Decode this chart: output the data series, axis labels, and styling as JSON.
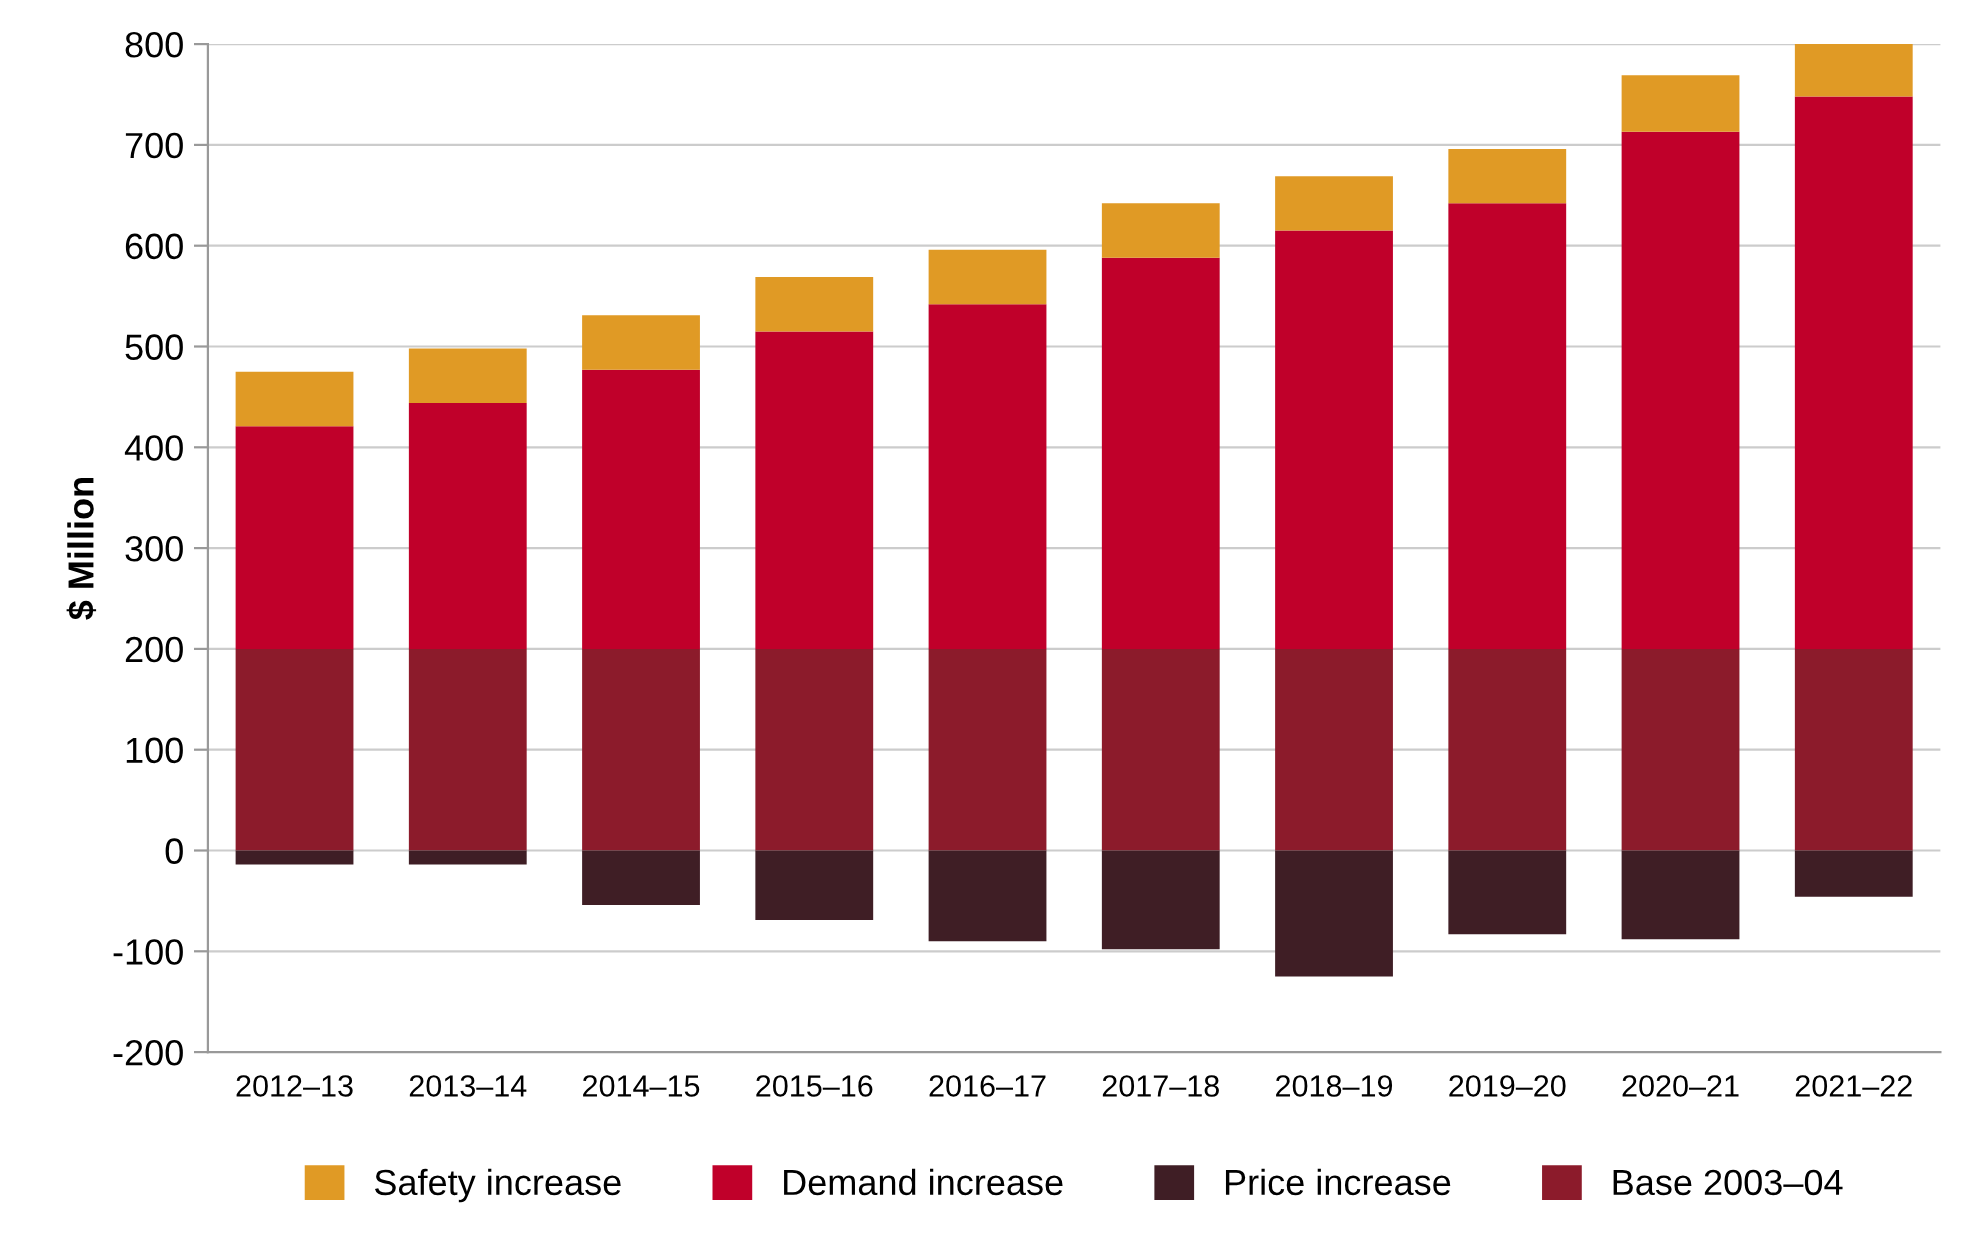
{
  "chart_data": {
    "type": "bar",
    "stacked": true,
    "ylabel": "$ Million",
    "categories": [
      "2012–13",
      "2013–14",
      "2014–15",
      "2015–16",
      "2016–17",
      "2017–18",
      "2018–19",
      "2019–20",
      "2020–21",
      "2021–22"
    ],
    "series": [
      {
        "name": "Base 2003–04",
        "color": "#8c1b2b",
        "values": [
          200,
          200,
          200,
          200,
          200,
          200,
          200,
          200,
          200,
          200
        ]
      },
      {
        "name": "Price increase",
        "color": "#3f1e25",
        "values": [
          -14,
          -14,
          -54,
          -69,
          -90,
          -98,
          -125,
          -83,
          -88,
          -46
        ]
      },
      {
        "name": "Demand increase",
        "color": "#c0002a",
        "values": [
          221,
          244,
          277,
          315,
          342,
          388,
          415,
          442,
          513,
          548
        ]
      },
      {
        "name": "Safety increase",
        "color": "#e09a25",
        "values": [
          54,
          54,
          54,
          54,
          54,
          54,
          54,
          54,
          56,
          54
        ]
      }
    ],
    "ylim": [
      -200,
      800
    ],
    "yticks": [
      -200,
      -100,
      0,
      100,
      200,
      300,
      400,
      500,
      600,
      700,
      800
    ],
    "grid": "y",
    "legend": "bottom"
  }
}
━━━━━━━━
● Challenge:
Check each line above for the word "increase" and copy the ones that have it.

● Full solution:
        "name": "Price increase",
        "name": "Demand increase",
        "name": "Safety increase",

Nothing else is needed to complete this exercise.